### DATA LISTING
__________
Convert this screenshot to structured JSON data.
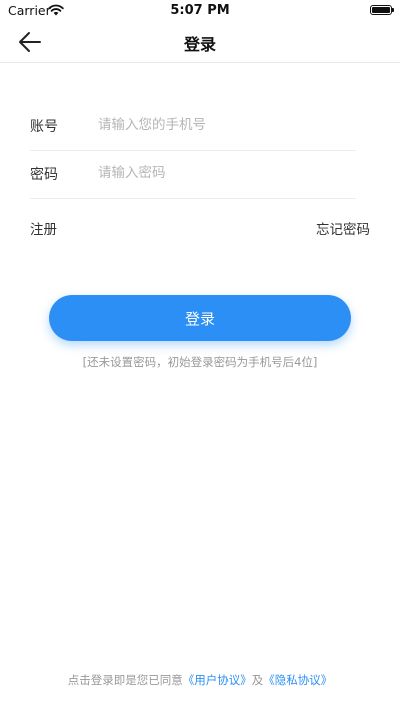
{
  "status_bar": {
    "carrier": "Carrier",
    "time": "5:07 PM"
  },
  "navbar": {
    "title": "登录",
    "back_icon": "arrow-left-icon"
  },
  "form": {
    "account": {
      "label": "账号",
      "placeholder": "请输入您的手机号",
      "value": ""
    },
    "password": {
      "label": "密码",
      "placeholder": "请输入密码",
      "value": ""
    }
  },
  "links": {
    "register": "注册",
    "forgot_password": "忘记密码"
  },
  "login_button": {
    "label": "登录"
  },
  "hint": "[还未设置密码，初始登录密码为手机号后4位]",
  "agreement": {
    "prefix": "点击登录即是您已同意",
    "user_agreement": "《用户协议》",
    "joiner": "及",
    "privacy_policy": "《隐私协议》"
  },
  "colors": {
    "accent": "#2b8ff5",
    "hint_text": "#999999",
    "divider": "#ececec"
  }
}
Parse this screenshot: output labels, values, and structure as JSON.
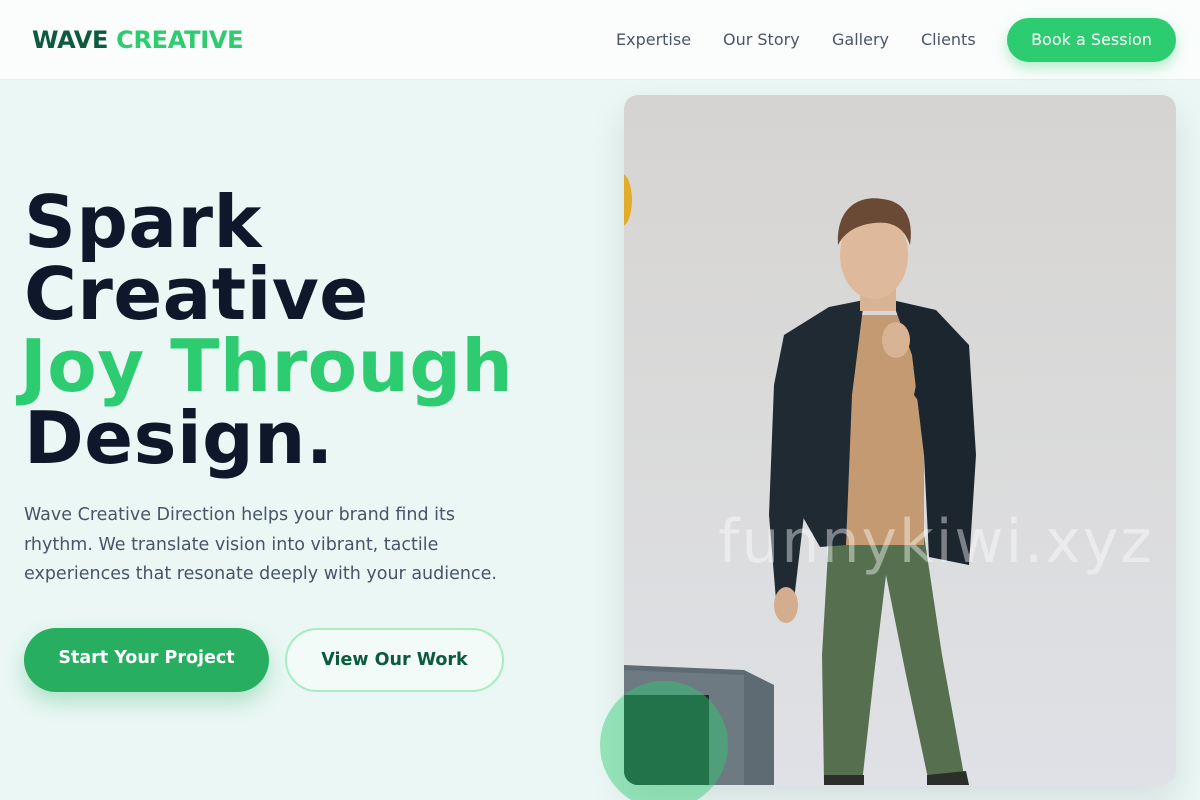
{
  "brand": {
    "word1": "WAVE",
    "word2": "CREATIVE",
    "primary_color": "#0d5a3f",
    "accent_color": "#2ecc71"
  },
  "nav": {
    "items": [
      {
        "label": "Expertise"
      },
      {
        "label": "Our Story"
      },
      {
        "label": "Gallery"
      },
      {
        "label": "Clients"
      }
    ],
    "cta_label": "Book a Session"
  },
  "hero": {
    "headline": {
      "line1": "Spark",
      "line2": "Creative",
      "line3_accent": "Joy Through",
      "line4": "Design."
    },
    "description": "Wave Creative Direction helps your brand find its rhythm. We translate vision into vibrant, tactile experiences that resonate deeply with your audience.",
    "primary_button": "Start Your Project",
    "secondary_button": "View Our Work",
    "image": {
      "subject": "man-in-blazer-photo",
      "watermark": "funnykiwi.xyz"
    }
  }
}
__________
### TASK DETAILS
Transcribe all the records above word for word, without their images.

### RESULT OF THE TASK
Convert this screenshot to structured JSON data.
{
  "status_bar": {
    "carrier": "Carrier",
    "time": "5:07 PM"
  },
  "navbar": {
    "title": "登录",
    "back_icon": "arrow-left-icon"
  },
  "form": {
    "account": {
      "label": "账号",
      "placeholder": "请输入您的手机号",
      "value": ""
    },
    "password": {
      "label": "密码",
      "placeholder": "请输入密码",
      "value": ""
    }
  },
  "links": {
    "register": "注册",
    "forgot_password": "忘记密码"
  },
  "login_button": {
    "label": "登录"
  },
  "hint": "[还未设置密码，初始登录密码为手机号后4位]",
  "agreement": {
    "prefix": "点击登录即是您已同意",
    "user_agreement": "《用户协议》",
    "joiner": "及",
    "privacy_policy": "《隐私协议》"
  },
  "colors": {
    "accent": "#2b8ff5",
    "hint_text": "#999999",
    "divider": "#ececec"
  }
}
Parse this screenshot: output labels, values, and structure as JSON.
{
  "brand": {
    "word1": "WAVE",
    "word2": "CREATIVE",
    "primary_color": "#0d5a3f",
    "accent_color": "#2ecc71"
  },
  "nav": {
    "items": [
      {
        "label": "Expertise"
      },
      {
        "label": "Our Story"
      },
      {
        "label": "Gallery"
      },
      {
        "label": "Clients"
      }
    ],
    "cta_label": "Book a Session"
  },
  "hero": {
    "headline": {
      "line1": "Spark",
      "line2": "Creative",
      "line3_accent": "Joy Through",
      "line4": "Design."
    },
    "description": "Wave Creative Direction helps your brand find its rhythm. We translate vision into vibrant, tactile experiences that resonate deeply with your audience.",
    "primary_button": "Start Your Project",
    "secondary_button": "View Our Work",
    "image": {
      "subject": "man-in-blazer-photo",
      "watermark": "funnykiwi.xyz"
    }
  }
}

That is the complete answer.